PROBLEM – Revise the material from its first line up to and including the line containing "grid-cell[interactable]: H — [136, 517, 169, 551]", substituting "together with" for "along with" and leaving everything else unchanged.
────────────────────────────────────────
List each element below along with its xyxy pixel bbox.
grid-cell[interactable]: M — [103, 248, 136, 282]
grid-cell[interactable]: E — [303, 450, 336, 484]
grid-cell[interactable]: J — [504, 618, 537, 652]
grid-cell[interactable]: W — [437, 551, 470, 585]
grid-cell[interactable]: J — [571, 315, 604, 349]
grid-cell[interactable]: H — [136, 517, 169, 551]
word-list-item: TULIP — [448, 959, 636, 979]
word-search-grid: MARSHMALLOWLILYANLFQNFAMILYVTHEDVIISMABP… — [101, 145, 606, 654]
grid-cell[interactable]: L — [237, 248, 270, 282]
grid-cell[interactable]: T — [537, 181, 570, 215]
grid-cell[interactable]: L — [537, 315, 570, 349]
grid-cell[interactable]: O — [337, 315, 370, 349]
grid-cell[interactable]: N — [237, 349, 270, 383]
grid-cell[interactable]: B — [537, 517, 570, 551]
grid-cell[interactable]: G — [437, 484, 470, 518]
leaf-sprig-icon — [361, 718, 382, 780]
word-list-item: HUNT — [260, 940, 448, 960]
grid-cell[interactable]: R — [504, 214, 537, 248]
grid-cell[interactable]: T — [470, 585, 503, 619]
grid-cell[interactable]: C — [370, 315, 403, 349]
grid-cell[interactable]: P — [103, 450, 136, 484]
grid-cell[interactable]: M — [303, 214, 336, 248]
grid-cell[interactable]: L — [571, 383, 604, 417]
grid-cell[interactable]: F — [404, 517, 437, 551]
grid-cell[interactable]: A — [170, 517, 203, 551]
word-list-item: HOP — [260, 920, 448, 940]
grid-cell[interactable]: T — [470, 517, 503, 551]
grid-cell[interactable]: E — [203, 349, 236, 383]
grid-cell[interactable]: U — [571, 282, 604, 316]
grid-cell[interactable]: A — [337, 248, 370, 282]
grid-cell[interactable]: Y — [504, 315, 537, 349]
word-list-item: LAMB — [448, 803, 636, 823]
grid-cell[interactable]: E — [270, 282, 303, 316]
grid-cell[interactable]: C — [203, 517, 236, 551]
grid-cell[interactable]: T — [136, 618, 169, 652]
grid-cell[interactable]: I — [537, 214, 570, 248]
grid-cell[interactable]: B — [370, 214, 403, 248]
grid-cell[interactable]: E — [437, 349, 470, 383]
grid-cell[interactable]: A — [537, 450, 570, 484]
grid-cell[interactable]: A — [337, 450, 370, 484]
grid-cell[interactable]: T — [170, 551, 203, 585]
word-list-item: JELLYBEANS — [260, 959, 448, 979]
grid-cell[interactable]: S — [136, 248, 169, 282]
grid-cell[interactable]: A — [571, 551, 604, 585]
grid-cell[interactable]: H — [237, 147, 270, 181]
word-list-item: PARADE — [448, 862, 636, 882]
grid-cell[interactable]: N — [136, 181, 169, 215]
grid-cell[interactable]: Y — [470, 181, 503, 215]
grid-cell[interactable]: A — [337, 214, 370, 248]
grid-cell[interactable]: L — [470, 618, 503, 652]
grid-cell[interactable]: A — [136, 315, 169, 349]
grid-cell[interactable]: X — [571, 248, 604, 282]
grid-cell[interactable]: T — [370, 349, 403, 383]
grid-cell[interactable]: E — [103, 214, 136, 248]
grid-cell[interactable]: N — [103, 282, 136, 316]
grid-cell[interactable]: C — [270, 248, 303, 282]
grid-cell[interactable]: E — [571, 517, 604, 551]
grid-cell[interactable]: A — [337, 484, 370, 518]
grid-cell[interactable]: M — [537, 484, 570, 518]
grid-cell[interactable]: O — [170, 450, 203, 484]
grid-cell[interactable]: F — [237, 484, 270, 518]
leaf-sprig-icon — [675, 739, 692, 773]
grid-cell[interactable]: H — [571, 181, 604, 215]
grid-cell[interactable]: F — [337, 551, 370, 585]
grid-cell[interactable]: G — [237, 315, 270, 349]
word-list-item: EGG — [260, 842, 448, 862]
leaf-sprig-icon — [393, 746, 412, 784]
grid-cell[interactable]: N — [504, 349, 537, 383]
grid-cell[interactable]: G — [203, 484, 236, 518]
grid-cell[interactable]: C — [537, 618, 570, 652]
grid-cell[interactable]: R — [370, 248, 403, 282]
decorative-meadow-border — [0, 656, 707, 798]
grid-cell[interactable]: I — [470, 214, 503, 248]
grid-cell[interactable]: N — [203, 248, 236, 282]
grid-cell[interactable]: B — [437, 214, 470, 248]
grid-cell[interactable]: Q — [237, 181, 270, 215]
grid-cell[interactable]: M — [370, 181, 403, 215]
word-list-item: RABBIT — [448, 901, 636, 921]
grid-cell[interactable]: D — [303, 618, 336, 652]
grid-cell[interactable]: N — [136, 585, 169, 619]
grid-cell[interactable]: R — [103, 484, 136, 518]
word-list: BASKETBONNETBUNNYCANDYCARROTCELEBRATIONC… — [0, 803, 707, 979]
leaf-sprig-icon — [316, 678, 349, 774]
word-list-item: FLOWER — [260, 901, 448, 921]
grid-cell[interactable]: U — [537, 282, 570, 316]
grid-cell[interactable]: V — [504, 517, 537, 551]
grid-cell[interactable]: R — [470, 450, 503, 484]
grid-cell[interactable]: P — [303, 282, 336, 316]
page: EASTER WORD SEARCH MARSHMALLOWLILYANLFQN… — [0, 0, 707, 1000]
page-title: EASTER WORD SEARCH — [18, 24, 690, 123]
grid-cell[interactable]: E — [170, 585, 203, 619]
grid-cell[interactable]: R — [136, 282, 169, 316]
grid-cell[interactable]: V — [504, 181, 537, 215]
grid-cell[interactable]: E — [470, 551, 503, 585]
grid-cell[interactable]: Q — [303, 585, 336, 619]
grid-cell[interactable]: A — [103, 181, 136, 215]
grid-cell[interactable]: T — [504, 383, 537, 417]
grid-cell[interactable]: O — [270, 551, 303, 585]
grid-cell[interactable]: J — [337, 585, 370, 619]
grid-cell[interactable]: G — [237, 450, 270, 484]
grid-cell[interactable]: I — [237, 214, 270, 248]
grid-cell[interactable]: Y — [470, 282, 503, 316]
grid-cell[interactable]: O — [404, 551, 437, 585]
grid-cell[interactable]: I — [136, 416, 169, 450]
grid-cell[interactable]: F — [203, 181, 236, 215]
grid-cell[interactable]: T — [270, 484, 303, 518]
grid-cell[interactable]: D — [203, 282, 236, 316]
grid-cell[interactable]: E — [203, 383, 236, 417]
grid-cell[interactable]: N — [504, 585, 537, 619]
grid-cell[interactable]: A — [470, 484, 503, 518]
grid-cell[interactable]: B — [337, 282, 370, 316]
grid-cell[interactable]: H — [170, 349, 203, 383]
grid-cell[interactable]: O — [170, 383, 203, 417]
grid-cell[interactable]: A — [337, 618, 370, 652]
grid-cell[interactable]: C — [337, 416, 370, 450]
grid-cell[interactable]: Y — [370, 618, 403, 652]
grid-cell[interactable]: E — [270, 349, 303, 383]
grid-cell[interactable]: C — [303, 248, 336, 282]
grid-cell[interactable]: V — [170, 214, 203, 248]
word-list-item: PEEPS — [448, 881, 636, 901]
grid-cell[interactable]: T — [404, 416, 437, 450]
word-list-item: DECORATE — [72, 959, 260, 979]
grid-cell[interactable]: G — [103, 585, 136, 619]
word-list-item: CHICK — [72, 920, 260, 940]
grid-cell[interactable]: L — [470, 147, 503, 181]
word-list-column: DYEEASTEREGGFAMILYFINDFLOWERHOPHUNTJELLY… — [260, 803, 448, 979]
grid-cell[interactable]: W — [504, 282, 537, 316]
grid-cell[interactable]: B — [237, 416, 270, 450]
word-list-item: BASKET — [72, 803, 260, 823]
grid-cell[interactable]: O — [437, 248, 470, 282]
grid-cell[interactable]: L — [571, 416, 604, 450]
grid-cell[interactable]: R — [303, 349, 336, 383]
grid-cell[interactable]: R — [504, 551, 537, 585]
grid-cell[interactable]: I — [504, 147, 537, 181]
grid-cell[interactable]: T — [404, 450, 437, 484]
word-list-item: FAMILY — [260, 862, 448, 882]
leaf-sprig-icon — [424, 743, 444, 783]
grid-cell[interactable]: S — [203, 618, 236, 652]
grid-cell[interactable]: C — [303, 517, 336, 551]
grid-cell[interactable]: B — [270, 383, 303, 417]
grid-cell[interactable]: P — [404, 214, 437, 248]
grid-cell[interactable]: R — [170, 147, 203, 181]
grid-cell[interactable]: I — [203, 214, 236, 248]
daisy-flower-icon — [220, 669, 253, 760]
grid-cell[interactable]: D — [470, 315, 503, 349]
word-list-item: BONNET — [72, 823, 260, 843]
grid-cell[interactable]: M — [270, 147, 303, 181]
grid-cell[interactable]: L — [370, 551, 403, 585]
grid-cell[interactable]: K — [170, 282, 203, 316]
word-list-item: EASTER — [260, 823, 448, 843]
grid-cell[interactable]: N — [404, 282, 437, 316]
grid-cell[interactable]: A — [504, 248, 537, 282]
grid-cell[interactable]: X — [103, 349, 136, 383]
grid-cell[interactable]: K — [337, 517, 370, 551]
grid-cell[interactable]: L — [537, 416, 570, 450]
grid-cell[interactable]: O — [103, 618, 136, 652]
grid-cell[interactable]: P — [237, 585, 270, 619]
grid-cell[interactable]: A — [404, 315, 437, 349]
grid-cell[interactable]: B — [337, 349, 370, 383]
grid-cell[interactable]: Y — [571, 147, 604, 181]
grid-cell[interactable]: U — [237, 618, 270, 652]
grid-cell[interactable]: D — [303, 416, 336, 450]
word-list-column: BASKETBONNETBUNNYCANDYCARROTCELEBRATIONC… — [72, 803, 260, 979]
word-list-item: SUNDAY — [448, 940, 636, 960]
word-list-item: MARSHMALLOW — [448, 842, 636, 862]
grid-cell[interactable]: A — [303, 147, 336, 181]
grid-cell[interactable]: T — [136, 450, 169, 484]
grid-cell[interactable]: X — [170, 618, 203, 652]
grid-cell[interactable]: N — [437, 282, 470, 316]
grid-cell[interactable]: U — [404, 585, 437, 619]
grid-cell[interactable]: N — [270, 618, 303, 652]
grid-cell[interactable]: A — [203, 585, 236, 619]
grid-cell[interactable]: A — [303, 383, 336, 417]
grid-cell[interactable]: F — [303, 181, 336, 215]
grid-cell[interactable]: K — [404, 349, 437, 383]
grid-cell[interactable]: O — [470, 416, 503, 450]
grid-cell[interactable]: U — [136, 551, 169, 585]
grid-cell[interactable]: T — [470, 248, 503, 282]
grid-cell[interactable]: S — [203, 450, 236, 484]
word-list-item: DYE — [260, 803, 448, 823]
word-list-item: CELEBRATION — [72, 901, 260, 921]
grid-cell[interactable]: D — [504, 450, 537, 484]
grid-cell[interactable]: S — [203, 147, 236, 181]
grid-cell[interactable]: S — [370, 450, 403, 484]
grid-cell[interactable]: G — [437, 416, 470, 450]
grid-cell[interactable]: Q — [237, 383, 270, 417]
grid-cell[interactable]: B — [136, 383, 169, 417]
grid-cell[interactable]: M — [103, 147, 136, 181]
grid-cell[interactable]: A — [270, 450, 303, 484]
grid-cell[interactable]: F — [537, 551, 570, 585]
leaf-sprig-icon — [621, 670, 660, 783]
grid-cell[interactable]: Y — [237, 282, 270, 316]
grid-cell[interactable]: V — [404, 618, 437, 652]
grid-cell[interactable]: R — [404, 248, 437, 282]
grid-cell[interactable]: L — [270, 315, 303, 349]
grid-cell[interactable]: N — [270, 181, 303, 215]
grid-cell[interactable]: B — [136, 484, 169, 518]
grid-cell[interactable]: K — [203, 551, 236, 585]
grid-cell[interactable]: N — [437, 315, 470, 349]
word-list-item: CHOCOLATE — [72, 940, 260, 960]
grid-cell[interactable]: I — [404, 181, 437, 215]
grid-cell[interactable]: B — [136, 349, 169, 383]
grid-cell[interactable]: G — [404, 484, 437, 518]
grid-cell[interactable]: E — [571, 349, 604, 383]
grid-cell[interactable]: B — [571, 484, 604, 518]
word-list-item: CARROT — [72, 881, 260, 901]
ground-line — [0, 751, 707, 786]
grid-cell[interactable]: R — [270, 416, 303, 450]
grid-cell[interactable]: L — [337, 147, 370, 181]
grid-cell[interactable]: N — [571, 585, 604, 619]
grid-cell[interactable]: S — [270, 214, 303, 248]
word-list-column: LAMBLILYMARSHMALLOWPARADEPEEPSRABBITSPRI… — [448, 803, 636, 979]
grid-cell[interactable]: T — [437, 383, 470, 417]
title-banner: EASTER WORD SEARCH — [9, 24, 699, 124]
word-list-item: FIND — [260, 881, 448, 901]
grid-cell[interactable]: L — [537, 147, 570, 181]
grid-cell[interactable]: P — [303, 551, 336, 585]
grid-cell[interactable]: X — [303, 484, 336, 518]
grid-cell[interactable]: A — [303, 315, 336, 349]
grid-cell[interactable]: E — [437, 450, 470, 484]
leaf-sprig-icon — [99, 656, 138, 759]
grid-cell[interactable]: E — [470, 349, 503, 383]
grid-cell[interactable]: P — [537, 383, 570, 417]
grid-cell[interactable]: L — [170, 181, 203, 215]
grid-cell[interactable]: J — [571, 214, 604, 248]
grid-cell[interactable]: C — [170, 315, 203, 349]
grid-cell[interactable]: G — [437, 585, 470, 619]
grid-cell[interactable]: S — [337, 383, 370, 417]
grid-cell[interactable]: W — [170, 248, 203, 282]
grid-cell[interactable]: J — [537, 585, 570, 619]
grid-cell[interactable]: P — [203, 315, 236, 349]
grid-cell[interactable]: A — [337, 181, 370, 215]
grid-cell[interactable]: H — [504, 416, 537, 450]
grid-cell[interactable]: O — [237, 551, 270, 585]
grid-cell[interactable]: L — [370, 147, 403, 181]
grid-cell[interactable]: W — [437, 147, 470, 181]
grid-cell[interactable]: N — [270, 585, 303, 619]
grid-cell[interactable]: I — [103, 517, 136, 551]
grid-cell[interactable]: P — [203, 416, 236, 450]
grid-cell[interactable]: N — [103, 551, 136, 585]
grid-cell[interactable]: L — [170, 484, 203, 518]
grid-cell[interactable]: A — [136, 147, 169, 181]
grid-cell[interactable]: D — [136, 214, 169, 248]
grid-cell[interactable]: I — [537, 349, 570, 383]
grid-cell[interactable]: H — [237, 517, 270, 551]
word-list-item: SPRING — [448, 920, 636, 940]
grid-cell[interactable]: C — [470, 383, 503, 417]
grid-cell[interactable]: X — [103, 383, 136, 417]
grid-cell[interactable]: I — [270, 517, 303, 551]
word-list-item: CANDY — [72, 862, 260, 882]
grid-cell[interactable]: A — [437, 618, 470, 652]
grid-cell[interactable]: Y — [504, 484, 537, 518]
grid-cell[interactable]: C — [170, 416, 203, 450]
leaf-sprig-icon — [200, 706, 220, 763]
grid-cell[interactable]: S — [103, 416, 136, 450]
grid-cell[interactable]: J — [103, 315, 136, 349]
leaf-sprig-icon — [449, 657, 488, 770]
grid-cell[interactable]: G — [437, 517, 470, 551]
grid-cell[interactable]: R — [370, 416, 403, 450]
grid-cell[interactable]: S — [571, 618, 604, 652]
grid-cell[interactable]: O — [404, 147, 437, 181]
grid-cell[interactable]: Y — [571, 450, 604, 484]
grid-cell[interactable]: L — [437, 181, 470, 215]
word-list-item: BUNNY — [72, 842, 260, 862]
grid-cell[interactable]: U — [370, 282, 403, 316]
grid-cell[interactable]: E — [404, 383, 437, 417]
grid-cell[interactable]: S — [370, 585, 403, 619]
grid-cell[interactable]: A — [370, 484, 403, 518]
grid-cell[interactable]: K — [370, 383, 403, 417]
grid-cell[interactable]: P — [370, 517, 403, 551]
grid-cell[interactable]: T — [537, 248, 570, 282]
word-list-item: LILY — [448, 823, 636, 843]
────────────────────────────────────────
RESPONSE BELOW –
List each element below together with its xyxy pixel bbox.
grid-cell[interactable]: M — [103, 248, 136, 282]
grid-cell[interactable]: E — [303, 450, 336, 484]
grid-cell[interactable]: J — [504, 618, 537, 652]
grid-cell[interactable]: W — [437, 551, 470, 585]
grid-cell[interactable]: J — [571, 315, 604, 349]
grid-cell[interactable]: H — [136, 517, 169, 551]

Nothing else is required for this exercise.